- Source records:
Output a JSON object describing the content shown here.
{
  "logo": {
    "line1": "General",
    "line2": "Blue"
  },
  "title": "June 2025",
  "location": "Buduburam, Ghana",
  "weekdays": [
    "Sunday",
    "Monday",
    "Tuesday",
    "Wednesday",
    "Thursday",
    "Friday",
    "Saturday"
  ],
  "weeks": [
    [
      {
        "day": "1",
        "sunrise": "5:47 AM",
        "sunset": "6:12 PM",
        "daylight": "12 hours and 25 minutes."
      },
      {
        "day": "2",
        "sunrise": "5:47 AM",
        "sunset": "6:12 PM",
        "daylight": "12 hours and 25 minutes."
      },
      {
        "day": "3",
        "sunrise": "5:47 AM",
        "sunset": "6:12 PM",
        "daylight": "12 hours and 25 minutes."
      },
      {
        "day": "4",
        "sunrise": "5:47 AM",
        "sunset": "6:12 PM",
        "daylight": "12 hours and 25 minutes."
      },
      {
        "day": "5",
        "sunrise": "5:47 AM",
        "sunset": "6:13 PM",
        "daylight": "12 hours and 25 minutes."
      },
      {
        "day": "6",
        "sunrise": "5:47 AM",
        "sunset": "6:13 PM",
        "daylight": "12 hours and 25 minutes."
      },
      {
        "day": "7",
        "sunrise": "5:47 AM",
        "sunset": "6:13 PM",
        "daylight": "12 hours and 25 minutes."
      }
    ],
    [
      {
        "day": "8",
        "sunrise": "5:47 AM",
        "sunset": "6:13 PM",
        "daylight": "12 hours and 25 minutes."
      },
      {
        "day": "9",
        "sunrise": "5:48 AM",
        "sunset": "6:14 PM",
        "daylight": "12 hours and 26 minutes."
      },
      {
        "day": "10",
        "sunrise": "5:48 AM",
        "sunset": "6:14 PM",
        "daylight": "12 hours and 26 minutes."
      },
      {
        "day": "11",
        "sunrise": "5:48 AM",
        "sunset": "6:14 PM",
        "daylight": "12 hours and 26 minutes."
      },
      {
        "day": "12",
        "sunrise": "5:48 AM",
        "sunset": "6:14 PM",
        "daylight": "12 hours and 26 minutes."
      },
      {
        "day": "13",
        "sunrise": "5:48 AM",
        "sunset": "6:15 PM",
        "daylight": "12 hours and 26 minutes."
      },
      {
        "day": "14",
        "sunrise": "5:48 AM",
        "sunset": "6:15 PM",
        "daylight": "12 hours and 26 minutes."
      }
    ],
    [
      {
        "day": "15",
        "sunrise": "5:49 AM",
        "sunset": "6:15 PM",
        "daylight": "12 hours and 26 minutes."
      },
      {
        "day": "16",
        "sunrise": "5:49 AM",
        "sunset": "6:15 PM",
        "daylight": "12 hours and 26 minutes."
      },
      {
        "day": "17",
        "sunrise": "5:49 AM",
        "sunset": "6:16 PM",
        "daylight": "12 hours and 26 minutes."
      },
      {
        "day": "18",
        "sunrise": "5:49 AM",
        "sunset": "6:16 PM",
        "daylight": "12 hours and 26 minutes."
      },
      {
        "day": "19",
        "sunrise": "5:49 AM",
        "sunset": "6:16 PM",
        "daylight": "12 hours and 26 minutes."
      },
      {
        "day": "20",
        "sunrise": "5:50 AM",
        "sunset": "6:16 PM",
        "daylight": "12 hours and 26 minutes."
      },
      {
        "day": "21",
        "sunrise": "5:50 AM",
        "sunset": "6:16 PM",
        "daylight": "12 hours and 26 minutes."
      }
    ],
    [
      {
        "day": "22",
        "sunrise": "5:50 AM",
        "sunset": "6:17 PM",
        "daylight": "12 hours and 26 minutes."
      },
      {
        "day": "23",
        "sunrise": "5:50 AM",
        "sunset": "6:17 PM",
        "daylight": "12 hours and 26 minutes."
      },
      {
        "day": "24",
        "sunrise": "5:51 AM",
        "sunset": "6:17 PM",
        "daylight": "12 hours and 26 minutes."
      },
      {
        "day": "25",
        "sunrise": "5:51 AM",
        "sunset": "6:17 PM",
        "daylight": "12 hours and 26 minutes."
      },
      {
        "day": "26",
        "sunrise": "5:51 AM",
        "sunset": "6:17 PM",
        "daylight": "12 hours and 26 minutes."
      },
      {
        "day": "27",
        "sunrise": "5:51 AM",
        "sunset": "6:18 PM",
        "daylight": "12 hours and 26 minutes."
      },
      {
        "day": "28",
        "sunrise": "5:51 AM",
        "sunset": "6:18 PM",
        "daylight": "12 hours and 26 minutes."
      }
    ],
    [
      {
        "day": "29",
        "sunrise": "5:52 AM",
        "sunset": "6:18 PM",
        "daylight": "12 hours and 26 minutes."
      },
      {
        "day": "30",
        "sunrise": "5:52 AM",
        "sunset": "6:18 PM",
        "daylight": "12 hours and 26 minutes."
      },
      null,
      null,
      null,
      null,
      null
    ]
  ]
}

- What the task asks: Take the lines above and print them exactly.

- Result of this task:
Output a JSON object describing the content shown here.
{
  "logo": {
    "line1": "General",
    "line2": "Blue"
  },
  "title": "June 2025",
  "location": "Buduburam, Ghana",
  "weekdays": [
    "Sunday",
    "Monday",
    "Tuesday",
    "Wednesday",
    "Thursday",
    "Friday",
    "Saturday"
  ],
  "weeks": [
    [
      {
        "day": "1",
        "sunrise": "5:47 AM",
        "sunset": "6:12 PM",
        "daylight": "12 hours and 25 minutes."
      },
      {
        "day": "2",
        "sunrise": "5:47 AM",
        "sunset": "6:12 PM",
        "daylight": "12 hours and 25 minutes."
      },
      {
        "day": "3",
        "sunrise": "5:47 AM",
        "sunset": "6:12 PM",
        "daylight": "12 hours and 25 minutes."
      },
      {
        "day": "4",
        "sunrise": "5:47 AM",
        "sunset": "6:12 PM",
        "daylight": "12 hours and 25 minutes."
      },
      {
        "day": "5",
        "sunrise": "5:47 AM",
        "sunset": "6:13 PM",
        "daylight": "12 hours and 25 minutes."
      },
      {
        "day": "6",
        "sunrise": "5:47 AM",
        "sunset": "6:13 PM",
        "daylight": "12 hours and 25 minutes."
      },
      {
        "day": "7",
        "sunrise": "5:47 AM",
        "sunset": "6:13 PM",
        "daylight": "12 hours and 25 minutes."
      }
    ],
    [
      {
        "day": "8",
        "sunrise": "5:47 AM",
        "sunset": "6:13 PM",
        "daylight": "12 hours and 25 minutes."
      },
      {
        "day": "9",
        "sunrise": "5:48 AM",
        "sunset": "6:14 PM",
        "daylight": "12 hours and 26 minutes."
      },
      {
        "day": "10",
        "sunrise": "5:48 AM",
        "sunset": "6:14 PM",
        "daylight": "12 hours and 26 minutes."
      },
      {
        "day": "11",
        "sunrise": "5:48 AM",
        "sunset": "6:14 PM",
        "daylight": "12 hours and 26 minutes."
      },
      {
        "day": "12",
        "sunrise": "5:48 AM",
        "sunset": "6:14 PM",
        "daylight": "12 hours and 26 minutes."
      },
      {
        "day": "13",
        "sunrise": "5:48 AM",
        "sunset": "6:15 PM",
        "daylight": "12 hours and 26 minutes."
      },
      {
        "day": "14",
        "sunrise": "5:48 AM",
        "sunset": "6:15 PM",
        "daylight": "12 hours and 26 minutes."
      }
    ],
    [
      {
        "day": "15",
        "sunrise": "5:49 AM",
        "sunset": "6:15 PM",
        "daylight": "12 hours and 26 minutes."
      },
      {
        "day": "16",
        "sunrise": "5:49 AM",
        "sunset": "6:15 PM",
        "daylight": "12 hours and 26 minutes."
      },
      {
        "day": "17",
        "sunrise": "5:49 AM",
        "sunset": "6:16 PM",
        "daylight": "12 hours and 26 minutes."
      },
      {
        "day": "18",
        "sunrise": "5:49 AM",
        "sunset": "6:16 PM",
        "daylight": "12 hours and 26 minutes."
      },
      {
        "day": "19",
        "sunrise": "5:49 AM",
        "sunset": "6:16 PM",
        "daylight": "12 hours and 26 minutes."
      },
      {
        "day": "20",
        "sunrise": "5:50 AM",
        "sunset": "6:16 PM",
        "daylight": "12 hours and 26 minutes."
      },
      {
        "day": "21",
        "sunrise": "5:50 AM",
        "sunset": "6:16 PM",
        "daylight": "12 hours and 26 minutes."
      }
    ],
    [
      {
        "day": "22",
        "sunrise": "5:50 AM",
        "sunset": "6:17 PM",
        "daylight": "12 hours and 26 minutes."
      },
      {
        "day": "23",
        "sunrise": "5:50 AM",
        "sunset": "6:17 PM",
        "daylight": "12 hours and 26 minutes."
      },
      {
        "day": "24",
        "sunrise": "5:51 AM",
        "sunset": "6:17 PM",
        "daylight": "12 hours and 26 minutes."
      },
      {
        "day": "25",
        "sunrise": "5:51 AM",
        "sunset": "6:17 PM",
        "daylight": "12 hours and 26 minutes."
      },
      {
        "day": "26",
        "sunrise": "5:51 AM",
        "sunset": "6:17 PM",
        "daylight": "12 hours and 26 minutes."
      },
      {
        "day": "27",
        "sunrise": "5:51 AM",
        "sunset": "6:18 PM",
        "daylight": "12 hours and 26 minutes."
      },
      {
        "day": "28",
        "sunrise": "5:51 AM",
        "sunset": "6:18 PM",
        "daylight": "12 hours and 26 minutes."
      }
    ],
    [
      {
        "day": "29",
        "sunrise": "5:52 AM",
        "sunset": "6:18 PM",
        "daylight": "12 hours and 26 minutes."
      },
      {
        "day": "30",
        "sunrise": "5:52 AM",
        "sunset": "6:18 PM",
        "daylight": "12 hours and 26 minutes."
      },
      null,
      null,
      null,
      null,
      null
    ]
  ]
}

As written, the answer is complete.